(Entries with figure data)
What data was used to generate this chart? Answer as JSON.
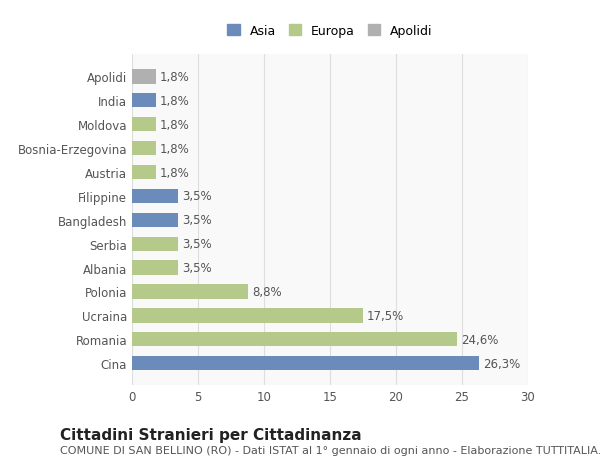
{
  "categories": [
    "Cina",
    "Romania",
    "Ucraina",
    "Polonia",
    "Albania",
    "Serbia",
    "Bangladesh",
    "Filippine",
    "Austria",
    "Bosnia-Erzegovina",
    "Moldova",
    "India",
    "Apolidi"
  ],
  "values": [
    26.3,
    24.6,
    17.5,
    8.8,
    3.5,
    3.5,
    3.5,
    3.5,
    1.8,
    1.8,
    1.8,
    1.8,
    1.8
  ],
  "colors": [
    "#6b8cba",
    "#b5c98a",
    "#b5c98a",
    "#b5c98a",
    "#b5c98a",
    "#b5c98a",
    "#6b8cba",
    "#6b8cba",
    "#b5c98a",
    "#b5c98a",
    "#b5c98a",
    "#6b8cba",
    "#b0b0b0"
  ],
  "labels": [
    "26,3%",
    "24,6%",
    "17,5%",
    "8,8%",
    "3,5%",
    "3,5%",
    "3,5%",
    "3,5%",
    "1,8%",
    "1,8%",
    "1,8%",
    "1,8%",
    "1,8%"
  ],
  "legend": [
    {
      "label": "Asia",
      "color": "#6b8cba"
    },
    {
      "label": "Europa",
      "color": "#b5c98a"
    },
    {
      "label": "Apolidi",
      "color": "#b0b0b0"
    }
  ],
  "xlim": [
    0,
    30
  ],
  "xticks": [
    0,
    5,
    10,
    15,
    20,
    25,
    30
  ],
  "title": "Cittadini Stranieri per Cittadinanza",
  "subtitle": "COMUNE DI SAN BELLINO (RO) - Dati ISTAT al 1° gennaio di ogni anno - Elaborazione TUTTITALIA.IT",
  "bg_color": "#ffffff",
  "plot_bg_color": "#f9f9f9",
  "grid_color": "#dddddd",
  "bar_height": 0.6,
  "label_fontsize": 8.5,
  "tick_fontsize": 8.5,
  "title_fontsize": 11,
  "subtitle_fontsize": 8
}
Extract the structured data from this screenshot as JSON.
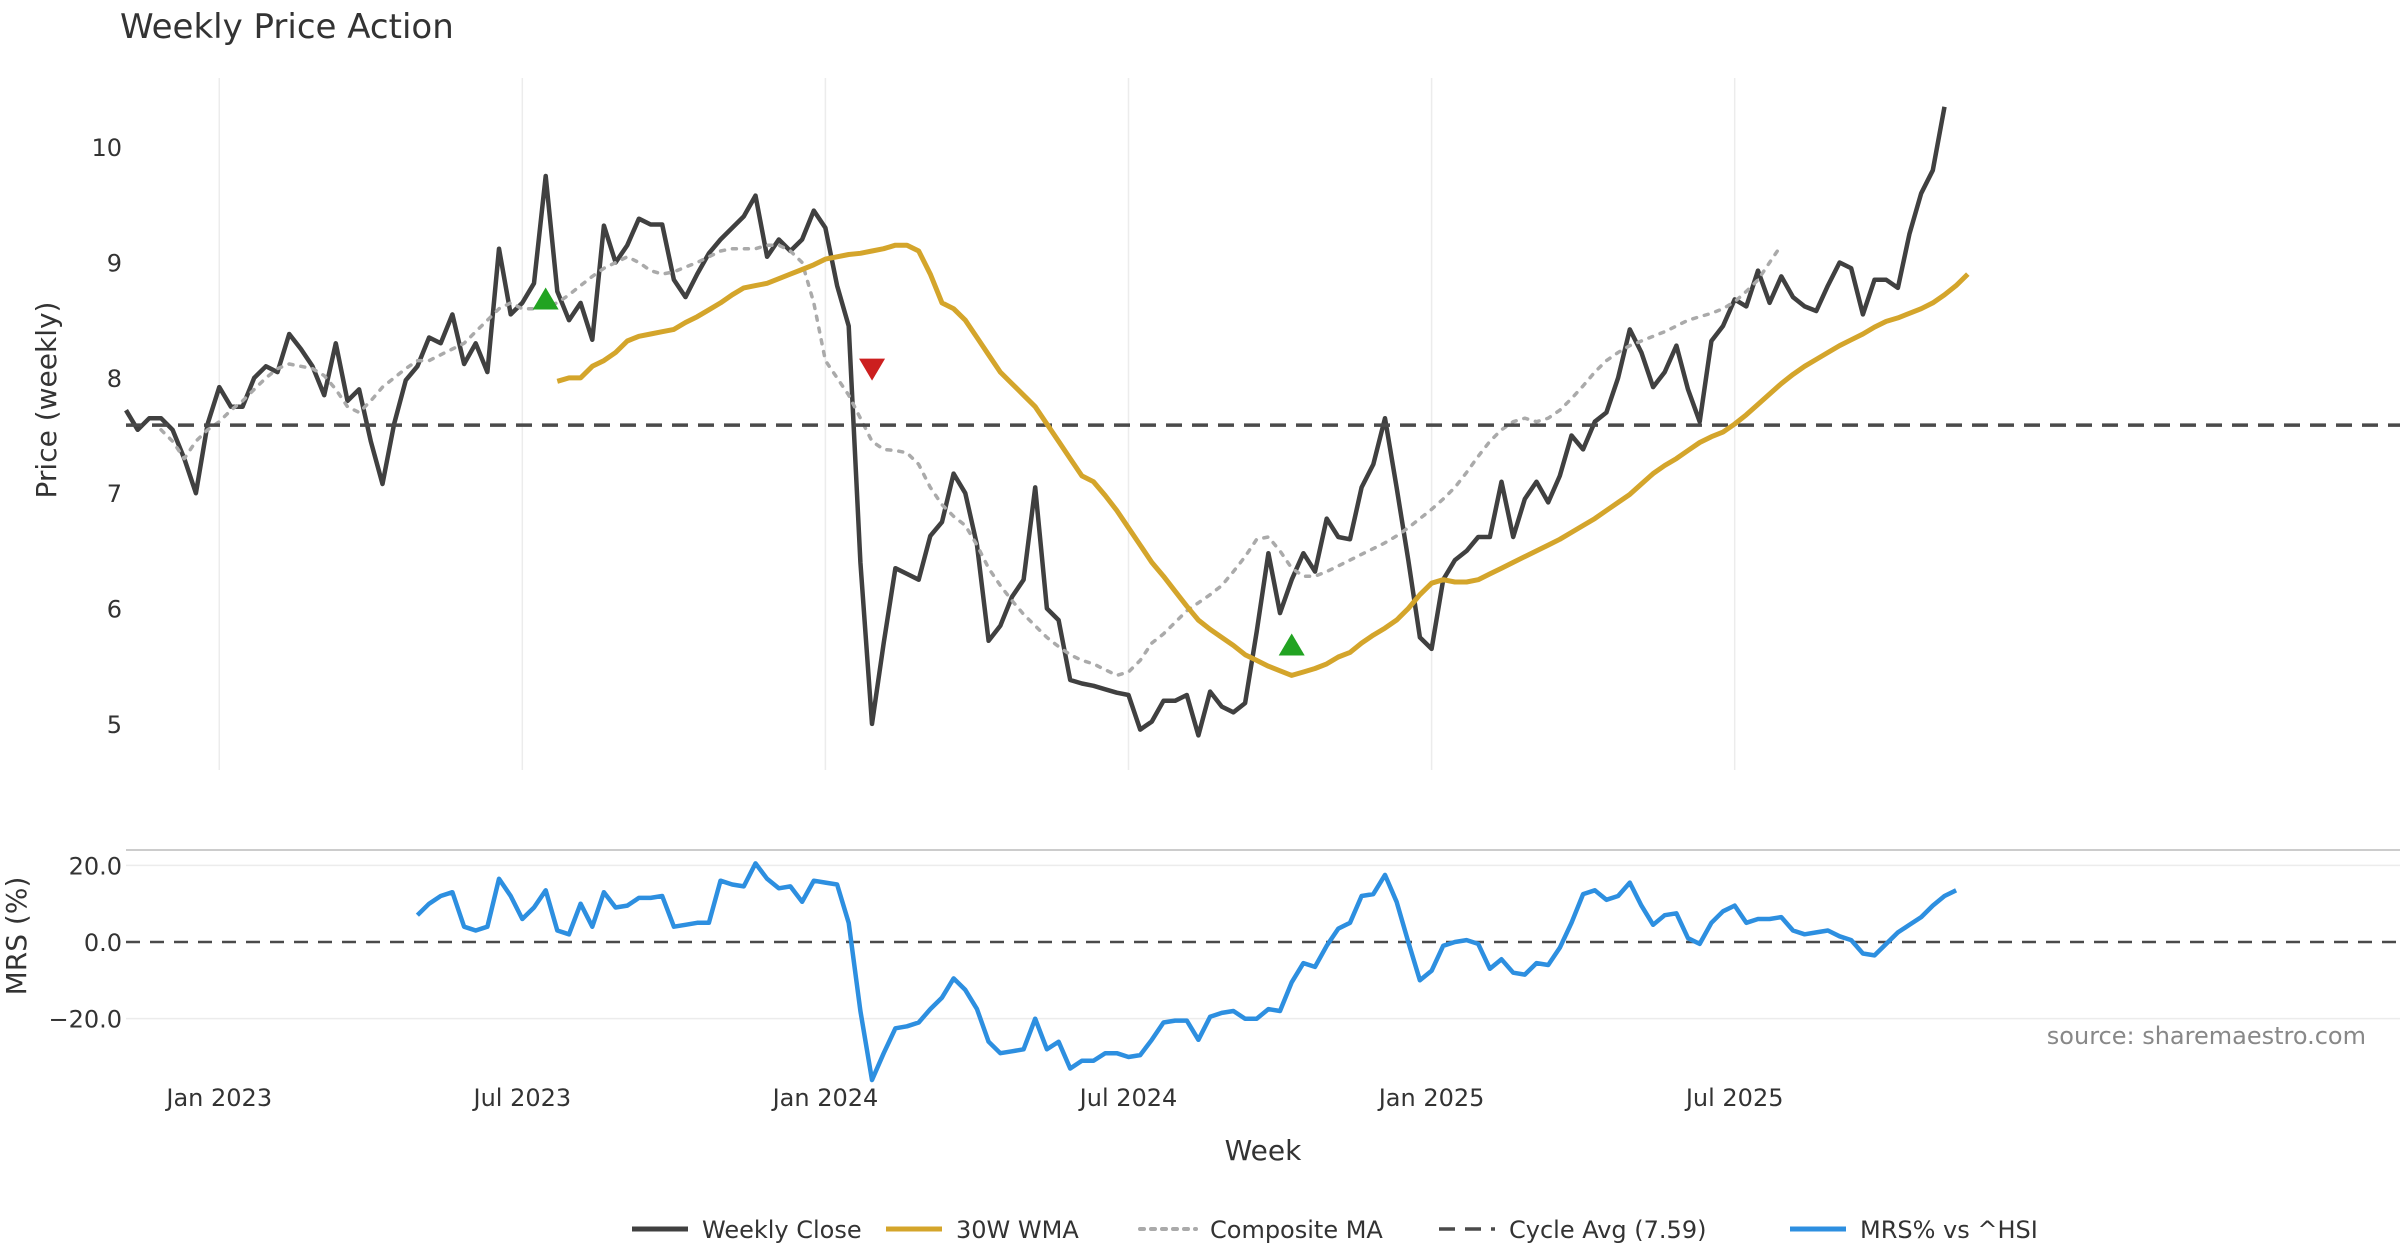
{
  "chart_data": {
    "type": "line",
    "title": "Weekly Price Action",
    "source_note": "source: sharemaestro.com",
    "xlabel": "Week",
    "x_ticks": [
      "Jan 2023",
      "Jul 2023",
      "Jan 2024",
      "Jul 2024",
      "Jan 2025",
      "Jul 2025"
    ],
    "price_panel": {
      "ylabel": "Price (weekly)",
      "ylim": [
        4.6,
        10.6
      ],
      "y_ticks": [
        "5",
        "6",
        "7",
        "8",
        "9",
        "10"
      ],
      "start_week_offset": -8,
      "series": [
        {
          "name": "Weekly Close",
          "color": "#404040",
          "style": "solid",
          "start": 0,
          "values": [
            7.72,
            7.55,
            7.65,
            7.65,
            7.55,
            7.3,
            7.0,
            7.6,
            7.92,
            7.75,
            7.75,
            8.0,
            8.1,
            8.05,
            8.38,
            8.25,
            8.1,
            7.85,
            8.3,
            7.8,
            7.9,
            7.45,
            7.08,
            7.6,
            7.98,
            8.1,
            8.35,
            8.3,
            8.55,
            8.12,
            8.3,
            8.05,
            9.12,
            8.55,
            8.65,
            8.82,
            9.75,
            8.75,
            8.5,
            8.65,
            8.33,
            9.32,
            9.0,
            9.15,
            9.38,
            9.33,
            9.33,
            8.85,
            8.7,
            8.9,
            9.08,
            9.2,
            9.3,
            9.4,
            9.58,
            9.05,
            9.2,
            9.1,
            9.2,
            9.45,
            9.3,
            8.8,
            8.45,
            6.4,
            5.0,
            5.7,
            6.35,
            6.3,
            6.25,
            6.63,
            6.75,
            7.17,
            7.0,
            6.55,
            5.72,
            5.85,
            6.1,
            6.25,
            7.05,
            6.0,
            5.9,
            5.38,
            5.35,
            5.33,
            5.3,
            5.27,
            5.25,
            4.95,
            5.02,
            5.2,
            5.2,
            5.25,
            4.9,
            5.28,
            5.15,
            5.1,
            5.18,
            5.8,
            6.48,
            5.96,
            6.25,
            6.48,
            6.32,
            6.78,
            6.62,
            6.6,
            7.05,
            7.25,
            7.65,
            7.05,
            6.42,
            5.75,
            5.65,
            6.25,
            6.42,
            6.5,
            6.62,
            6.62,
            7.1,
            6.62,
            6.95,
            7.1,
            6.92,
            7.15,
            7.5,
            7.38,
            7.62,
            7.7,
            8.0,
            8.42,
            8.22,
            7.92,
            8.05,
            8.28,
            7.9,
            7.62,
            8.32,
            8.45,
            8.68,
            8.62,
            8.93,
            8.65,
            8.88,
            8.7,
            8.62,
            8.58,
            8.8,
            9.0,
            8.95,
            8.55,
            8.85,
            8.85,
            8.78,
            9.25,
            9.6,
            9.8,
            10.35
          ]
        },
        {
          "name": "30W WMA",
          "color": "#d4a52b",
          "style": "solid",
          "start": 37,
          "values": [
            7.97,
            8.0,
            8.0,
            8.1,
            8.15,
            8.22,
            8.32,
            8.36,
            8.38,
            8.4,
            8.42,
            8.48,
            8.53,
            8.59,
            8.65,
            8.72,
            8.78,
            8.8,
            8.82,
            8.86,
            8.9,
            8.94,
            8.98,
            9.03,
            9.05,
            9.07,
            9.08,
            9.1,
            9.12,
            9.15,
            9.15,
            9.1,
            8.9,
            8.65,
            8.6,
            8.5,
            8.35,
            8.2,
            8.05,
            7.95,
            7.85,
            7.75,
            7.6,
            7.45,
            7.3,
            7.15,
            7.1,
            6.98,
            6.85,
            6.7,
            6.55,
            6.4,
            6.28,
            6.15,
            6.02,
            5.9,
            5.82,
            5.75,
            5.68,
            5.6,
            5.55,
            5.5,
            5.46,
            5.42,
            5.45,
            5.48,
            5.52,
            5.58,
            5.62,
            5.7,
            5.77,
            5.83,
            5.9,
            6.0,
            6.12,
            6.22,
            6.25,
            6.23,
            6.23,
            6.25,
            6.3,
            6.35,
            6.4,
            6.45,
            6.5,
            6.55,
            6.6,
            6.66,
            6.72,
            6.78,
            6.85,
            6.92,
            6.99,
            7.08,
            7.17,
            7.24,
            7.3,
            7.37,
            7.44,
            7.49,
            7.53,
            7.6,
            7.68,
            7.77,
            7.86,
            7.95,
            8.03,
            8.1,
            8.16,
            8.22,
            8.28,
            8.33,
            8.38,
            8.44,
            8.49,
            8.52,
            8.56,
            8.6,
            8.65,
            8.72,
            8.8,
            8.9
          ]
        },
        {
          "name": "Composite MA",
          "color": "#aaaaaa",
          "style": "dotted",
          "start": 3,
          "values": [
            7.55,
            7.45,
            7.3,
            7.45,
            7.55,
            7.62,
            7.72,
            7.8,
            7.9,
            8.0,
            8.08,
            8.12,
            8.1,
            8.08,
            8.02,
            7.9,
            7.75,
            7.7,
            7.8,
            7.92,
            8.0,
            8.08,
            8.15,
            8.15,
            8.2,
            8.25,
            8.3,
            8.4,
            8.5,
            8.6,
            8.65,
            8.6,
            8.6,
            8.62,
            8.65,
            8.72,
            8.8,
            8.88,
            8.95,
            9.0,
            9.05,
            9.0,
            8.93,
            8.9,
            8.92,
            8.96,
            9.0,
            9.05,
            9.1,
            9.12,
            9.12,
            9.12,
            9.15,
            9.15,
            9.1,
            9.0,
            8.65,
            8.15,
            8.0,
            7.85,
            7.65,
            7.45,
            7.38,
            7.37,
            7.35,
            7.25,
            7.05,
            6.9,
            6.8,
            6.72,
            6.55,
            6.35,
            6.2,
            6.07,
            5.95,
            5.85,
            5.75,
            5.67,
            5.6,
            5.55,
            5.52,
            5.47,
            5.42,
            5.45,
            5.55,
            5.7,
            5.78,
            5.88,
            5.98,
            6.05,
            6.12,
            6.2,
            6.32,
            6.45,
            6.6,
            6.62,
            6.5,
            6.35,
            6.28,
            6.28,
            6.32,
            6.37,
            6.42,
            6.47,
            6.52,
            6.57,
            6.63,
            6.7,
            6.78,
            6.86,
            6.95,
            7.05,
            7.18,
            7.32,
            7.45,
            7.55,
            7.62,
            7.65,
            7.62,
            7.65,
            7.72,
            7.82,
            7.93,
            8.05,
            8.15,
            8.22,
            8.28,
            8.32,
            8.36,
            8.4,
            8.45,
            8.5,
            8.53,
            8.56,
            8.6,
            8.66,
            8.75,
            8.85,
            9.0,
            9.15
          ]
        },
        {
          "name": "Cycle Avg (7.59)",
          "color": "#4a4a4a",
          "style": "dashed",
          "constant": 7.59
        }
      ],
      "markers": [
        {
          "type": "buy",
          "week": 36,
          "y": 8.68,
          "color": "#22a322"
        },
        {
          "type": "sell",
          "week": 64,
          "y": 8.08,
          "color": "#cc1f1f"
        },
        {
          "type": "buy",
          "week": 100,
          "y": 5.68,
          "color": "#22a322"
        }
      ]
    },
    "mrs_panel": {
      "ylabel": "MRS (%)",
      "ylim": [
        -36,
        24
      ],
      "y_ticks": [
        "20.0",
        "0.0",
        "−20.0"
      ],
      "zero_line": 0,
      "series": [
        {
          "name": "MRS% vs ^HSI",
          "color": "#2d8fe0",
          "style": "solid",
          "start": 25,
          "values": [
            7,
            10,
            12,
            13,
            4,
            3,
            4,
            16.5,
            12,
            6,
            9,
            13.5,
            3,
            2,
            10,
            4,
            13,
            9,
            9.5,
            11.5,
            11.5,
            12,
            4,
            4.5,
            5,
            5,
            16,
            15,
            14.5,
            20.5,
            16.5,
            14,
            14.5,
            10.5,
            16,
            15.5,
            15,
            5,
            -18,
            -36,
            -29,
            -22.5,
            -22,
            -21,
            -17.5,
            -14.5,
            -9.5,
            -12.5,
            -17.5,
            -26,
            -29,
            -28.5,
            -28,
            -20,
            -28,
            -26,
            -33,
            -31,
            -31,
            -29,
            -29,
            -30,
            -29.5,
            -25.5,
            -21,
            -20.5,
            -20.5,
            -25.5,
            -19.5,
            -18.5,
            -18,
            -20,
            -20,
            -17.5,
            -18,
            -10.5,
            -5.5,
            -6.5,
            -1,
            3.5,
            5,
            12,
            12.5,
            17.5,
            10.5,
            0,
            -10,
            -7.5,
            -1,
            0,
            0.5,
            -0.5,
            -7,
            -4.5,
            -8,
            -8.5,
            -5.5,
            -6,
            -1.5,
            5,
            12.5,
            13.5,
            11,
            12,
            15.5,
            9.5,
            4.5,
            7,
            7.5,
            1,
            -0.5,
            5,
            8,
            9.5,
            5,
            6,
            6,
            6.5,
            3,
            2,
            2.5,
            3,
            1.5,
            0.5,
            -3,
            -3.5,
            -0.5,
            2.5,
            4.5,
            6.5,
            9.5,
            12,
            13.5
          ]
        }
      ]
    },
    "legend": {
      "placement": "bottom-center",
      "entries": [
        {
          "label": "Weekly Close",
          "color": "#404040",
          "style": "solid"
        },
        {
          "label": "30W WMA",
          "color": "#d4a52b",
          "style": "solid"
        },
        {
          "label": "Composite MA",
          "color": "#aaaaaa",
          "style": "dotted"
        },
        {
          "label": "Cycle Avg (7.59)",
          "color": "#4a4a4a",
          "style": "dashed"
        },
        {
          "label": "MRS% vs ^HSI",
          "color": "#2d8fe0",
          "style": "solid"
        }
      ]
    }
  }
}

> [GIVEN INSTRUCTION] Copy every line above in which the string "name" shows up.

> [THE REPLY]
          "name": "Weekly Close",
          "name": "30W WMA",
          "name": "Composite MA",
          "name": "Cycle Avg (7.59)",
          "name": "MRS% vs ^HSI",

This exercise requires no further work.